**The request:** Go through the listing and copy each line with the string "mark".
[start of Given data]
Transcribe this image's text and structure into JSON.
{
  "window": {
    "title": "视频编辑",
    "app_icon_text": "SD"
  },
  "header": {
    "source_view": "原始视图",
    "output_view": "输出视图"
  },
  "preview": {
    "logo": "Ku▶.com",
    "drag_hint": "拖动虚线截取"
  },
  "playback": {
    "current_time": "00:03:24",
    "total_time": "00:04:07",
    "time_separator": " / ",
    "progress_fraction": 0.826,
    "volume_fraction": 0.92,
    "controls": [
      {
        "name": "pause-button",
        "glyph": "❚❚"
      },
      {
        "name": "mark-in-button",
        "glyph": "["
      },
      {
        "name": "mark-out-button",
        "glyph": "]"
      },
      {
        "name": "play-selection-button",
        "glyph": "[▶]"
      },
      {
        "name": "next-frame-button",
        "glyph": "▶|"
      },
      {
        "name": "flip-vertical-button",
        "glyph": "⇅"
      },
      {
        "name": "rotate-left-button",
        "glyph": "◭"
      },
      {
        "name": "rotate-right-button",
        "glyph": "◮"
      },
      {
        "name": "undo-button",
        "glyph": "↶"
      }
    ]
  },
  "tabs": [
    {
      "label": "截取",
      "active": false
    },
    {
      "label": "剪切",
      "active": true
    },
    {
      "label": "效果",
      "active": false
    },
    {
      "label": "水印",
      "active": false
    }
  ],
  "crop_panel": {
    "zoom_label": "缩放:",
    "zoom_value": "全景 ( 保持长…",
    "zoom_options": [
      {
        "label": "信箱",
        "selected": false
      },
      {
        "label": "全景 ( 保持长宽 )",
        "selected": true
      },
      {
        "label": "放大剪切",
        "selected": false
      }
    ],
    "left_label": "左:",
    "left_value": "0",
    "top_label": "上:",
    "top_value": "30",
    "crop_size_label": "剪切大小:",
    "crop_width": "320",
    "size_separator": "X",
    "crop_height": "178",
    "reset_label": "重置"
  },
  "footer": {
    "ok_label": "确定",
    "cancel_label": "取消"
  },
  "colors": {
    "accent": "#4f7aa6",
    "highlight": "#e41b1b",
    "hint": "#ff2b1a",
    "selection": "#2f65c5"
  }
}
[end of Given data]
**Full answer:**
        "name": "mark-in-button",
        "name": "mark-out-button",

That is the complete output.